▶ _Passage provided_:
Real Consumer Spending Increased 0.5% for July 2011

The BEA has released Personal Income and Outlays report for July. This report covers individual income, consumption and savings and was released earlier in the week. Personal consumption expenditures, called by the press consumer spending, increased 0.8% and in real dollars, increased 0.5% from June to July. Real Personal Consumption Expenditures, or PCE, are about 70% of GDP. Real means chained to 2005 dollars, or adjusted for inflation. Below is a graph of real PCE.



Consumer spending in real durable goods increased 2.0% for July. Graphed blow is the overall real PCE monthly percentage change:



The PCE price index increased 0.4% for the month, but minus energy and food increased 0.2%. The energy index increased 2.8% in July. This price index represents inflation, and is different from CPI. The price index is what is used to compute real consumer spending, or spending adjusted for inflation.

Personal income increased 0.3% in July. Below is personal income, not adjusted for inflation, or price changes.



Real personal income, or personal income adjusted for inflation, was unchanged. Below is the graph of real personal income. While personal income is everybody, all income in the U.S., we can see it's below pre-recession levels when adjusted for inflation.



Disposable income is what is left over after taxes. DPI or disposable income increased 0.3% for July, but adjusted for inflation, see the price indexes above, decreased -0.1%. This includes income of the uber-rich.



Below is real disposable income per capita. Per capita means evenly distributed per person and population increases every month. July mid-month the U.S. population was 312,665,000 and increased 225,000 from June.



Pretty flat monthly change huh? What sounds really good initially, an increase in personal income, when spread across increased population growth and adjusted for inflation shows it's often not great news. The numbers reported in the press headlines are aggregates. Aggregate means the total.

▶ _Entries shown_:
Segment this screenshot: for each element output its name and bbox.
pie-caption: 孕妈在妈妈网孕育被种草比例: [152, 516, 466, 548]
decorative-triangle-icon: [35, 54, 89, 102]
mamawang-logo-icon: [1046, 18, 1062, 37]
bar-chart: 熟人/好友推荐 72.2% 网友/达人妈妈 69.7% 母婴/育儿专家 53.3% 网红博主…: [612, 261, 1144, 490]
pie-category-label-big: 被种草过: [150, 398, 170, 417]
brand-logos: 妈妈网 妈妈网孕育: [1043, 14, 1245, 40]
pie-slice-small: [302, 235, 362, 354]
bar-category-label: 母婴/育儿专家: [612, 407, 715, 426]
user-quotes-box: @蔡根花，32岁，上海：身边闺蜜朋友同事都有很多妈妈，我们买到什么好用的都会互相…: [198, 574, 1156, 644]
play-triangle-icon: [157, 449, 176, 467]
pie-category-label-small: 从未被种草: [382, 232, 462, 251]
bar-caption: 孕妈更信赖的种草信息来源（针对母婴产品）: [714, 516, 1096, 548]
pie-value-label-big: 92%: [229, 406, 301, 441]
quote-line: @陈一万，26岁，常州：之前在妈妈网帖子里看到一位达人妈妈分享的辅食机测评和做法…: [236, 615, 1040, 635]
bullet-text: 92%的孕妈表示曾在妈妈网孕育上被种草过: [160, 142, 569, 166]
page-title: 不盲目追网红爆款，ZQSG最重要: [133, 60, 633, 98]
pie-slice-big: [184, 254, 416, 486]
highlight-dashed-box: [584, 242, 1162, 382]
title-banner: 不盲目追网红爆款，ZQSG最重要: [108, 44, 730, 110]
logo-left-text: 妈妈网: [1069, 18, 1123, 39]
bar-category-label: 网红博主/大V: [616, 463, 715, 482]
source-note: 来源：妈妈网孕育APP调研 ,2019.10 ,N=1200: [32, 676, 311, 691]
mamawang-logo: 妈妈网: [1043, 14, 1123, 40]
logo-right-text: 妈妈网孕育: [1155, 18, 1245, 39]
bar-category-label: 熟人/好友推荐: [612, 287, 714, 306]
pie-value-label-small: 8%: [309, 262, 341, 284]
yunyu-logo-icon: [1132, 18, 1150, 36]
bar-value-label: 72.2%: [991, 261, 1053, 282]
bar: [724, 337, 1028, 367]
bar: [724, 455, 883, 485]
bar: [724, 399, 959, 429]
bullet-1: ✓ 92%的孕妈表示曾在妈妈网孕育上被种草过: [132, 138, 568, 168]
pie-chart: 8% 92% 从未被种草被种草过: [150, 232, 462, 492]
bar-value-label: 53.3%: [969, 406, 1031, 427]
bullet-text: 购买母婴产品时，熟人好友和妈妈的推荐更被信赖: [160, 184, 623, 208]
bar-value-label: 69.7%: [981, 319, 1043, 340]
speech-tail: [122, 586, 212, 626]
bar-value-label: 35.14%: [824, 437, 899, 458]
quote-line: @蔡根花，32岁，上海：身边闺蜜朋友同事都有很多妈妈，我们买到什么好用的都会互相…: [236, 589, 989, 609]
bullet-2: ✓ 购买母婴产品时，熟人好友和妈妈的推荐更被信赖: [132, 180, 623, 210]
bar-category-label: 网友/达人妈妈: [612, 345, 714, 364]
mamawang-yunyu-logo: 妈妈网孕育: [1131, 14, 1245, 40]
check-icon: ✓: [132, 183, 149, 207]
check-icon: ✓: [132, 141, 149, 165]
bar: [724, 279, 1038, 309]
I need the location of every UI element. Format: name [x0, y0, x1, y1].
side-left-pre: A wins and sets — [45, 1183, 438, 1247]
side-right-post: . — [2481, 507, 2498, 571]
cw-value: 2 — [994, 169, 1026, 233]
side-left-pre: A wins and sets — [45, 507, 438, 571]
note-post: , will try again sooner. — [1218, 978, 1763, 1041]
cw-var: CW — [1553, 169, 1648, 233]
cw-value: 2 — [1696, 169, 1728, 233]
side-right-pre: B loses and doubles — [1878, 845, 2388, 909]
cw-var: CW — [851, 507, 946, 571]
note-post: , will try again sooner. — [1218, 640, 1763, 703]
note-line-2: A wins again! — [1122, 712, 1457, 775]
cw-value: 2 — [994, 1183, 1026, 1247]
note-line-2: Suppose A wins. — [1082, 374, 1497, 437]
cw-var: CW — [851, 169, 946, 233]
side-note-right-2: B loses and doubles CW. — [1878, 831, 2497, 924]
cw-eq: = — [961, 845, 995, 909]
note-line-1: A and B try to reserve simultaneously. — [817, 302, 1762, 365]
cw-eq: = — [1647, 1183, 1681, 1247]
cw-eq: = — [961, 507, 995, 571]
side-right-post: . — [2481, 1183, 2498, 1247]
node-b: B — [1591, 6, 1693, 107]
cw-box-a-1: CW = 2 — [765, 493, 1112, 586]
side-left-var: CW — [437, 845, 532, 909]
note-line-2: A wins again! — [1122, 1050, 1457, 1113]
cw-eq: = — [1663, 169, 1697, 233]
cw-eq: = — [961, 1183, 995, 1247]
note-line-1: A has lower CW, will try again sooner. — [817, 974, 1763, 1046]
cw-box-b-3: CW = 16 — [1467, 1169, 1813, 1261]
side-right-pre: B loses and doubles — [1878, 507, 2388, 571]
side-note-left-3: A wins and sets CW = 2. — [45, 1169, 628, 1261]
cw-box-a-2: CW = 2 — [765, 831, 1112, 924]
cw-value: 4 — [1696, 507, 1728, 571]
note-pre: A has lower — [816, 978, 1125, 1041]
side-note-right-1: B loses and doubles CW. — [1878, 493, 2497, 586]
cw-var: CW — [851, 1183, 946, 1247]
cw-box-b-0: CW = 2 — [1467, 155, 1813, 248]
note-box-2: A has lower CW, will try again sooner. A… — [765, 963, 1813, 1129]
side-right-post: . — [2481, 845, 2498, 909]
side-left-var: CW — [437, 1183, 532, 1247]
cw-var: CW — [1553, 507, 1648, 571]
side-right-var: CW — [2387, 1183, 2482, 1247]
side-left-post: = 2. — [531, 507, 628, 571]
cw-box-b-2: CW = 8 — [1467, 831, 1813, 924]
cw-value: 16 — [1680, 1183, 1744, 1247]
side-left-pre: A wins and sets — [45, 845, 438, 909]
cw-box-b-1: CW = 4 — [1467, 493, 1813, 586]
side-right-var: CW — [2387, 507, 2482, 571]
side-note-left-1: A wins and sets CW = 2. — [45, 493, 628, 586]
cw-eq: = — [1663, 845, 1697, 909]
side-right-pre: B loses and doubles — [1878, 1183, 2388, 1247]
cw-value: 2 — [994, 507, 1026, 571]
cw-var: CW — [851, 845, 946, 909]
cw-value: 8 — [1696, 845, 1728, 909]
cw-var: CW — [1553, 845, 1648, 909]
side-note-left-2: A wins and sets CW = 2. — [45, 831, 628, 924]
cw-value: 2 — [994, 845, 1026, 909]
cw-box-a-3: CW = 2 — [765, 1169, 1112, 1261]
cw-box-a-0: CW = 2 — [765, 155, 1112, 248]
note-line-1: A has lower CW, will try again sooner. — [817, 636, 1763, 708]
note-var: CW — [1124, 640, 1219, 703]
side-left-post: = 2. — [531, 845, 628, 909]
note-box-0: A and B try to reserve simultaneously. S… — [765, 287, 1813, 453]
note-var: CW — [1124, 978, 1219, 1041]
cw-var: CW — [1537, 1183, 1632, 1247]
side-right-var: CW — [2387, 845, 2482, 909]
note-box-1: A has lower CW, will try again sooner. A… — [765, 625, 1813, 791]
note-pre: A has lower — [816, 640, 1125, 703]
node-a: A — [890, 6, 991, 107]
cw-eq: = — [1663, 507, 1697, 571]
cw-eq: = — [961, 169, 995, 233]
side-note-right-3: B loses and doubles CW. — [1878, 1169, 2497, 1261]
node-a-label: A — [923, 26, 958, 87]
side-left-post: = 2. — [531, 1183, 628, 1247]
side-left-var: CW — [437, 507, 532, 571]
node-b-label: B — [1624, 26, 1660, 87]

▶ _Task instructions_: According to the article on July 2011 consumer spending, what was the mid-month U.S. population in July? Please note that none of the entries are needed for the task.

▶ _Finished task_: 312,665,000